Tally how many lines of these entries hold the string "Debugging". Return the number alone.

§ Task input:
--
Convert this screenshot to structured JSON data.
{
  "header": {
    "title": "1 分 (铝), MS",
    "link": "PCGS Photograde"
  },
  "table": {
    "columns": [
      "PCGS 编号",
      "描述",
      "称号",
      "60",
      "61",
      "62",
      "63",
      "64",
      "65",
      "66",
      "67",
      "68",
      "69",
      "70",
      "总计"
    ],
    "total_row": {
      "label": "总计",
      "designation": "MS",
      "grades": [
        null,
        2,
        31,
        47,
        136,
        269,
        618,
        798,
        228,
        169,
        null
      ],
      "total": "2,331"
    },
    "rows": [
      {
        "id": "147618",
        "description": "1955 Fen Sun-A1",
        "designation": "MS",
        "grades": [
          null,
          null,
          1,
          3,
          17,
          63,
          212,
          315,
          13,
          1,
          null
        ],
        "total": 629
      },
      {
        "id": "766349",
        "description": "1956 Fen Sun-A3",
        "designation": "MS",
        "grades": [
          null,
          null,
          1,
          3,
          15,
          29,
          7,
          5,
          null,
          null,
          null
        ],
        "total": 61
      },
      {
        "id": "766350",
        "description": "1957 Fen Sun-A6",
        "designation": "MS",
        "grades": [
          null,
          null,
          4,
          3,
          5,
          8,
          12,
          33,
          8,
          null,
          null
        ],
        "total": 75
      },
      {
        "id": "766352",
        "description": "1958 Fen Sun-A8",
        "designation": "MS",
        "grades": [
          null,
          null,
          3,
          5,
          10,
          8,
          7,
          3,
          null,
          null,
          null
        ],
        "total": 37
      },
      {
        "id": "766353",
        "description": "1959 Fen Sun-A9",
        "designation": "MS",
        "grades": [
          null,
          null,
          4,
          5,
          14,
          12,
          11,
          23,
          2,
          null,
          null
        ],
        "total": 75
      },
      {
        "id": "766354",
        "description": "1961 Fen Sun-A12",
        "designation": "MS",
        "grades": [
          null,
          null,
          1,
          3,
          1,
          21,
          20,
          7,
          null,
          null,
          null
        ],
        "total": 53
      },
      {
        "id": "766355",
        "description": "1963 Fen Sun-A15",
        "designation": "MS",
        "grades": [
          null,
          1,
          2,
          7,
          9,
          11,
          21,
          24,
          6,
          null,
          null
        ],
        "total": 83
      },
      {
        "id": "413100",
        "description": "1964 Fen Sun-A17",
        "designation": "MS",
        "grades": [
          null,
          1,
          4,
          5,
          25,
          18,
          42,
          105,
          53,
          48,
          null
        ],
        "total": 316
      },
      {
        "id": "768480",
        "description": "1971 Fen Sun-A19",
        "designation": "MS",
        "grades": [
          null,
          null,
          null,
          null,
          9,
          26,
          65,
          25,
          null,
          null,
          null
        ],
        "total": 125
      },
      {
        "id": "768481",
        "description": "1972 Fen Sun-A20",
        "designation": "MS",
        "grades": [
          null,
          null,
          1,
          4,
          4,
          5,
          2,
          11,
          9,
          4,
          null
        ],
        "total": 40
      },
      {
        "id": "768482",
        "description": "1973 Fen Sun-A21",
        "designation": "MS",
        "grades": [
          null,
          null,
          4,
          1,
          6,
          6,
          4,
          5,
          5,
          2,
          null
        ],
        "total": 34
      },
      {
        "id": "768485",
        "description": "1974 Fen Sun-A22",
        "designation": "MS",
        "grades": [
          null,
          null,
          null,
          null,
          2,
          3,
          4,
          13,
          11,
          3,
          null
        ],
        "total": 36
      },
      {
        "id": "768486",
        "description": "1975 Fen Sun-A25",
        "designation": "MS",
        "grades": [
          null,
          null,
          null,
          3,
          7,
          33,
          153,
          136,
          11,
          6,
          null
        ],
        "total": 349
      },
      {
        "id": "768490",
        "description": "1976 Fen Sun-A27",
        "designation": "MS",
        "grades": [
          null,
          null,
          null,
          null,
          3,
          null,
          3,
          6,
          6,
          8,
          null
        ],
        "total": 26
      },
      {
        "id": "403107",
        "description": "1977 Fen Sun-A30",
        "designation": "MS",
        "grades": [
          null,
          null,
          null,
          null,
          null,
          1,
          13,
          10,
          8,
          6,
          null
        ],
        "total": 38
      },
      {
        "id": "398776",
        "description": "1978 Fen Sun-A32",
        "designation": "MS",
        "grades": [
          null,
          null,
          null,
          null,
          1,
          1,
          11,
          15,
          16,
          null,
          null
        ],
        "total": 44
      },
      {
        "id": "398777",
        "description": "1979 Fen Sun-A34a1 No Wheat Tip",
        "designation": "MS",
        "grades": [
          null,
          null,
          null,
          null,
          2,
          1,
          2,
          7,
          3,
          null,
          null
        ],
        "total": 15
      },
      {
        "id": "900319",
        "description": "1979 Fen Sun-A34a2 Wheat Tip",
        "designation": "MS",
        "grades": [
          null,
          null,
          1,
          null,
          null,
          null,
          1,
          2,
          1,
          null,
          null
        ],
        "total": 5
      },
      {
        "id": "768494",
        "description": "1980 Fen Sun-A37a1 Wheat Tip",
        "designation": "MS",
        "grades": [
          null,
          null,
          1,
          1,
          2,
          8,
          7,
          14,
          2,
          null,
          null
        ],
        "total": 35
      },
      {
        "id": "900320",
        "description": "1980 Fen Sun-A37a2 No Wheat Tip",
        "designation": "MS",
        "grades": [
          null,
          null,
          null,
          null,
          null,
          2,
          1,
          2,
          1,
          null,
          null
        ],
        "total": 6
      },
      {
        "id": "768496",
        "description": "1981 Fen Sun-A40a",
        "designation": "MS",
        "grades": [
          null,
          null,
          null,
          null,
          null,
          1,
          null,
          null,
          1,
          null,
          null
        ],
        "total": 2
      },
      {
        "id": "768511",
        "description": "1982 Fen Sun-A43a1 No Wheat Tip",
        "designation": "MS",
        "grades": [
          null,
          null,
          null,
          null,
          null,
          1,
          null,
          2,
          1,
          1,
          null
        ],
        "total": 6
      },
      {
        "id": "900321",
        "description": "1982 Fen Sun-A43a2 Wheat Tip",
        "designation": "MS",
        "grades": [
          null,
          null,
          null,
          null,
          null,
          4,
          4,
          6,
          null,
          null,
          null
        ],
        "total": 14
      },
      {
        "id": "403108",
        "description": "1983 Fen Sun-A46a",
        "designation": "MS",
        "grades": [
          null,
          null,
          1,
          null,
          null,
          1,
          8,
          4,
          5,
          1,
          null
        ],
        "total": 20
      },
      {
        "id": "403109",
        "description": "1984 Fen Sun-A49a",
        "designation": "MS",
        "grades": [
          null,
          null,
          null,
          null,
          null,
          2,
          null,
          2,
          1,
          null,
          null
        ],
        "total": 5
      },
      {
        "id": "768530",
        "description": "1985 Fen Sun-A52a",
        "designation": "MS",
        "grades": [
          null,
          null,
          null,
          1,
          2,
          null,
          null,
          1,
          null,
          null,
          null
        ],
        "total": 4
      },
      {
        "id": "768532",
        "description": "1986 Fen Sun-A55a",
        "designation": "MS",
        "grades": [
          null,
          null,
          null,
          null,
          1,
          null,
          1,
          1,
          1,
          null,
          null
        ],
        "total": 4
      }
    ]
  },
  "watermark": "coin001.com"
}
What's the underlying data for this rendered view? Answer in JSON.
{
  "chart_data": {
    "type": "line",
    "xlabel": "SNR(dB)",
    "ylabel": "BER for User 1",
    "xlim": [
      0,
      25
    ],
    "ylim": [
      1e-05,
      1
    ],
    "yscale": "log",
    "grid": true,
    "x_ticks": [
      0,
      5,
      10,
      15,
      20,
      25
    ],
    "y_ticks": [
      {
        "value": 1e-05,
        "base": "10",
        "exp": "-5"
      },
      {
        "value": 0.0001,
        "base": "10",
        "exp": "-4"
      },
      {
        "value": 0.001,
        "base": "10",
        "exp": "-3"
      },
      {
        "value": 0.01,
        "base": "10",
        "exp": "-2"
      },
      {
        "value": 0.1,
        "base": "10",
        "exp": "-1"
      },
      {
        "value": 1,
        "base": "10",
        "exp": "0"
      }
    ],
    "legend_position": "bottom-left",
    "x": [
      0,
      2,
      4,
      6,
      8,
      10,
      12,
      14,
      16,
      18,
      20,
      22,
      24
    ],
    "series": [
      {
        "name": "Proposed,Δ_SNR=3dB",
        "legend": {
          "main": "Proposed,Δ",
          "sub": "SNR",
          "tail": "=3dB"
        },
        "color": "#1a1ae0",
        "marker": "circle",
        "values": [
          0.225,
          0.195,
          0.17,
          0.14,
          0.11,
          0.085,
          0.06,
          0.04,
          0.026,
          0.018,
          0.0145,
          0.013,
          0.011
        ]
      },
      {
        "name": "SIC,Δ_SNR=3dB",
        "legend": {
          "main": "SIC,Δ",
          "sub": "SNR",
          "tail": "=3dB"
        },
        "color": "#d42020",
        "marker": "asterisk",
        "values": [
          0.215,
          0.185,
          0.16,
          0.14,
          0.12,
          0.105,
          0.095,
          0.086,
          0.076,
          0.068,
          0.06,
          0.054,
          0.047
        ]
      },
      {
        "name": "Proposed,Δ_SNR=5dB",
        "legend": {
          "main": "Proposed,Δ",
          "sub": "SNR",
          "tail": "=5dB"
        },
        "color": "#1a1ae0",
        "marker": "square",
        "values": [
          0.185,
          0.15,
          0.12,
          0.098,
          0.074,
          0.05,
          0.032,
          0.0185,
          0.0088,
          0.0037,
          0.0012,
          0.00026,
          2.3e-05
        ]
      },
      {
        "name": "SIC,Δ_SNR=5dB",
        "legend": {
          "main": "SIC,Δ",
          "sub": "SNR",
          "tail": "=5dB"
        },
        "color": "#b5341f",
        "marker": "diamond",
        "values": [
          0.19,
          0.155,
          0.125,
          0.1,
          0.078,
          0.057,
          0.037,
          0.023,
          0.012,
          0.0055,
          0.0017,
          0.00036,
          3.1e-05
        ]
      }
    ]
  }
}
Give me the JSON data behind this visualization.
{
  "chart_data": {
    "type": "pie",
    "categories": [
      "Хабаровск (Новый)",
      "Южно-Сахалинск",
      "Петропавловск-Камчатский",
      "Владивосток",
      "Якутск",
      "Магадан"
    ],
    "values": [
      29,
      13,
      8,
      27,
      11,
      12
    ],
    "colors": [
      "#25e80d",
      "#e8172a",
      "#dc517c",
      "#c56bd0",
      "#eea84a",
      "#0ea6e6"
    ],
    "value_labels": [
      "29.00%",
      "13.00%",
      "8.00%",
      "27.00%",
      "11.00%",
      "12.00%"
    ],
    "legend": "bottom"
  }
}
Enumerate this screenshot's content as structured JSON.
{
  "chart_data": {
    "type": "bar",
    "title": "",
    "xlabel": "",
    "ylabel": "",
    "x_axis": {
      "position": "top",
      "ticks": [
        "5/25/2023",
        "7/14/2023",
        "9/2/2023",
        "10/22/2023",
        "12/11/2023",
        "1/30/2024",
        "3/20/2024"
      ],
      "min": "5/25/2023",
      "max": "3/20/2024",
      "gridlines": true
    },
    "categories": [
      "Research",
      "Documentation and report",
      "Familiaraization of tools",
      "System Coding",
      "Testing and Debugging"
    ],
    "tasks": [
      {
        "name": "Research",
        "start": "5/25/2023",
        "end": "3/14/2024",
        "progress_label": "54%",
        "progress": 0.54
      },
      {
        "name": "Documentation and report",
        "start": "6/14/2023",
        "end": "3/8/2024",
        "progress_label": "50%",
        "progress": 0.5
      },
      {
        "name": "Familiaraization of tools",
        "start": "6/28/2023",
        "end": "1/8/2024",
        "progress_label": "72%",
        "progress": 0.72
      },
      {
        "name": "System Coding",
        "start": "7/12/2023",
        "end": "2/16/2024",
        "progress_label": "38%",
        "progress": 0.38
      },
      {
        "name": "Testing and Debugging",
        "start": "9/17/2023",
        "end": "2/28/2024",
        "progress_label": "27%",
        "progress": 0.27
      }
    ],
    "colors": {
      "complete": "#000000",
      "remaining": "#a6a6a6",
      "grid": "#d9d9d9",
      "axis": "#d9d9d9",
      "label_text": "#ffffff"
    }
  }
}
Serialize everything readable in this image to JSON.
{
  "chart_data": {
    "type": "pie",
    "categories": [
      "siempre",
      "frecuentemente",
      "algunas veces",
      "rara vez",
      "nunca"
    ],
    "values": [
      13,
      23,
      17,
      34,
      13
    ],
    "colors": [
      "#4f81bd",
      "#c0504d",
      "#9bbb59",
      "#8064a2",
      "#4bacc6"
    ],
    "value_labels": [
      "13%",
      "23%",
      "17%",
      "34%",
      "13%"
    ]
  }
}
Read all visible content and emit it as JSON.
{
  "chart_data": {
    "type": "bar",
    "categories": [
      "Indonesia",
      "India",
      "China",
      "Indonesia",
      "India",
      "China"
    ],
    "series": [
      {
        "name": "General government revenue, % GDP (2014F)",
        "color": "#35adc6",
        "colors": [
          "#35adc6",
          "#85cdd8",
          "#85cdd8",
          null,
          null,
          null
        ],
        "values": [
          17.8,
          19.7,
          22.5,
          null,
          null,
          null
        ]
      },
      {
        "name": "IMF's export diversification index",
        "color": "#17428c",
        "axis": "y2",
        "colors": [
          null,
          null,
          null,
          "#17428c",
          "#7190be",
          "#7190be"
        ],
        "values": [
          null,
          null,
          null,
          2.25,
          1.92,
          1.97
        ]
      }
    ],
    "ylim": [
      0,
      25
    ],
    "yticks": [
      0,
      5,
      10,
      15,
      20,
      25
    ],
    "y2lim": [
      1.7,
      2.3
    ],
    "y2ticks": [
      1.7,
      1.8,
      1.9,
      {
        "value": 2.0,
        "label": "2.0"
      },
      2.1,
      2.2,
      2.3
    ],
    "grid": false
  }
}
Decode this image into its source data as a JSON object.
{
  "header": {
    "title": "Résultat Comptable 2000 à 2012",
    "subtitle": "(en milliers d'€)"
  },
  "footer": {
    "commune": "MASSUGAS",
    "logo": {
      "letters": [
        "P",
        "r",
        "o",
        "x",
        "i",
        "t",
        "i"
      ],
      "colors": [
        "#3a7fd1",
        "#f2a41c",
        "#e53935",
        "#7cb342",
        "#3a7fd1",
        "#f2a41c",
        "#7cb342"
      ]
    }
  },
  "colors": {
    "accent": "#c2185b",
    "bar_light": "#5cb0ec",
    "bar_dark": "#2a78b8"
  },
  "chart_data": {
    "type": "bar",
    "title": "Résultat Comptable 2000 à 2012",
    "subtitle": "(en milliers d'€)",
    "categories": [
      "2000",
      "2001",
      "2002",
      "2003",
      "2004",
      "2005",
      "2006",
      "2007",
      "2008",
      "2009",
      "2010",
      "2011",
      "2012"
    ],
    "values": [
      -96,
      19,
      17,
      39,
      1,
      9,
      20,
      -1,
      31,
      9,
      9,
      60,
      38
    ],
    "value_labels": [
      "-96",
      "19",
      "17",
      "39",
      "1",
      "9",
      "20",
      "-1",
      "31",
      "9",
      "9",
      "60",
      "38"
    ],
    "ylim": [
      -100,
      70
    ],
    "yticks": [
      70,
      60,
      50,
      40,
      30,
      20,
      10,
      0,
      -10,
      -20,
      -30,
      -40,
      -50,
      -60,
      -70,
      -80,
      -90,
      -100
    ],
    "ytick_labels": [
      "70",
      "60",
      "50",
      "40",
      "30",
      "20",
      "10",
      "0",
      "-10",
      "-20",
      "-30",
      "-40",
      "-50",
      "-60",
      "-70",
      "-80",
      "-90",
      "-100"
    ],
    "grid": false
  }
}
--
§ Expected output:
2